*** Material provided ***

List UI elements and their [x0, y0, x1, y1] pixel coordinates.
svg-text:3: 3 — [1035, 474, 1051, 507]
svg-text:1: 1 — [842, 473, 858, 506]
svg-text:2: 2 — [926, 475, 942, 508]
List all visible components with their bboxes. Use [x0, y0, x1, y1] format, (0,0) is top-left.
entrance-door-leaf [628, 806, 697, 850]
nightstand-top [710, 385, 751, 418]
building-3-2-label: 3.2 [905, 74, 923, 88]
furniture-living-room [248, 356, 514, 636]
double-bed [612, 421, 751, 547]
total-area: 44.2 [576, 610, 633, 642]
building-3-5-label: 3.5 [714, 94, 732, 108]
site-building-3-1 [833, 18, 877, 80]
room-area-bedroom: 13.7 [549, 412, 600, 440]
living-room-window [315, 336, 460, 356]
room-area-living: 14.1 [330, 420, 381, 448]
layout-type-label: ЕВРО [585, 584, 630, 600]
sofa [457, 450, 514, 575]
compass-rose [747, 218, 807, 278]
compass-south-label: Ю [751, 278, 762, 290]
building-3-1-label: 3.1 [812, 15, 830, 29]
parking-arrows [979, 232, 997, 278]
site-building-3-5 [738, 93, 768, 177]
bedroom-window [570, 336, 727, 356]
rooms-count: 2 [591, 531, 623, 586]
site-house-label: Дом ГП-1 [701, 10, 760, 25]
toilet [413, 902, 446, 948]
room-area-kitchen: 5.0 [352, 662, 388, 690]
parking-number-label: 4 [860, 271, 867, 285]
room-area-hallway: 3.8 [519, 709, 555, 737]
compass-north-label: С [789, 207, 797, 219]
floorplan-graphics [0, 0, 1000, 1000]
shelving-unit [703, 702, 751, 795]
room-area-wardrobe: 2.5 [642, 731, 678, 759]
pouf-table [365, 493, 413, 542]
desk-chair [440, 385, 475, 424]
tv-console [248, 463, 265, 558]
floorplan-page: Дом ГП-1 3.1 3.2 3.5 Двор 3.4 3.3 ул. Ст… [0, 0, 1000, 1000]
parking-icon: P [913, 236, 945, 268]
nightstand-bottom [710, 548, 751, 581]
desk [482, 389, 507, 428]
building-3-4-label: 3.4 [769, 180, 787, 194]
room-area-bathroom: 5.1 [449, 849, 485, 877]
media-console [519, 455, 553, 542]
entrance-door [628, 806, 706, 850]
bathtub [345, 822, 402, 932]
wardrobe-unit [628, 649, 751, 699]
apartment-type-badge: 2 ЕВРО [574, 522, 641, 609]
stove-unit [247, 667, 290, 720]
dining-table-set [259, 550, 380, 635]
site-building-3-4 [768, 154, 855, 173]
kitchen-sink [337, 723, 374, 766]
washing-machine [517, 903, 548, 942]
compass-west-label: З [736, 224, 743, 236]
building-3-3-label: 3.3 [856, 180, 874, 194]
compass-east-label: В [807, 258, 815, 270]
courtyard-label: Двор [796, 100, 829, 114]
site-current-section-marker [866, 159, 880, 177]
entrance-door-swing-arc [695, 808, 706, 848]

***

> **Task directions**: Can you reproduce every one of the records above word for word, keeping each line as it stands?

> **Solution to this task**:
List UI elements and their [x0, y0, x1, y1] pixel coordinates.
svg-text:3: 3 — [1035, 474, 1051, 507]
svg-text:1: 1 — [842, 473, 858, 506]
svg-text:2: 2 — [926, 475, 942, 508]
List all visible components with their bboxes. Use [x0, y0, x1, y1] format, (0,0) is top-left.
entrance-door-leaf [628, 806, 697, 850]
nightstand-top [710, 385, 751, 418]
building-3-2-label: 3.2 [905, 74, 923, 88]
furniture-living-room [248, 356, 514, 636]
double-bed [612, 421, 751, 547]
total-area: 44.2 [576, 610, 633, 642]
building-3-5-label: 3.5 [714, 94, 732, 108]
site-building-3-1 [833, 18, 877, 80]
room-area-bedroom: 13.7 [549, 412, 600, 440]
living-room-window [315, 336, 460, 356]
room-area-living: 14.1 [330, 420, 381, 448]
layout-type-label: ЕВРО [585, 584, 630, 600]
sofa [457, 450, 514, 575]
compass-rose [747, 218, 807, 278]
compass-south-label: Ю [751, 278, 762, 290]
building-3-1-label: 3.1 [812, 15, 830, 29]
parking-arrows [979, 232, 997, 278]
site-building-3-5 [738, 93, 768, 177]
bedroom-window [570, 336, 727, 356]
rooms-count: 2 [591, 531, 623, 586]
site-house-label: Дом ГП-1 [701, 10, 760, 25]
toilet [413, 902, 446, 948]
room-area-kitchen: 5.0 [352, 662, 388, 690]
parking-number-label: 4 [860, 271, 867, 285]
room-area-hallway: 3.8 [519, 709, 555, 737]
compass-north-label: С [789, 207, 797, 219]
floorplan-graphics [0, 0, 1000, 1000]
shelving-unit [703, 702, 751, 795]
room-area-wardrobe: 2.5 [642, 731, 678, 759]
pouf-table [365, 493, 413, 542]
desk-chair [440, 385, 475, 424]
tv-console [248, 463, 265, 558]
floorplan-page: Дом ГП-1 3.1 3.2 3.5 Двор 3.4 3.3 ул. Ст… [0, 0, 1000, 1000]
parking-icon: P [913, 236, 945, 268]
nightstand-bottom [710, 548, 751, 581]
desk [482, 389, 507, 428]
building-3-4-label: 3.4 [769, 180, 787, 194]
room-area-bathroom: 5.1 [449, 849, 485, 877]
media-console [519, 455, 553, 542]
entrance-door [628, 806, 706, 850]
bathtub [345, 822, 402, 932]
wardrobe-unit [628, 649, 751, 699]
apartment-type-badge: 2 ЕВРО [574, 522, 641, 609]
stove-unit [247, 667, 290, 720]
dining-table-set [259, 550, 380, 635]
site-building-3-4 [768, 154, 855, 173]
kitchen-sink [337, 723, 374, 766]
washing-machine [517, 903, 548, 942]
compass-west-label: З [736, 224, 743, 236]
building-3-3-label: 3.3 [856, 180, 874, 194]
compass-east-label: В [807, 258, 815, 270]
courtyard-label: Двор [796, 100, 829, 114]
site-current-section-marker [866, 159, 880, 177]
entrance-door-swing-arc [695, 808, 706, 848]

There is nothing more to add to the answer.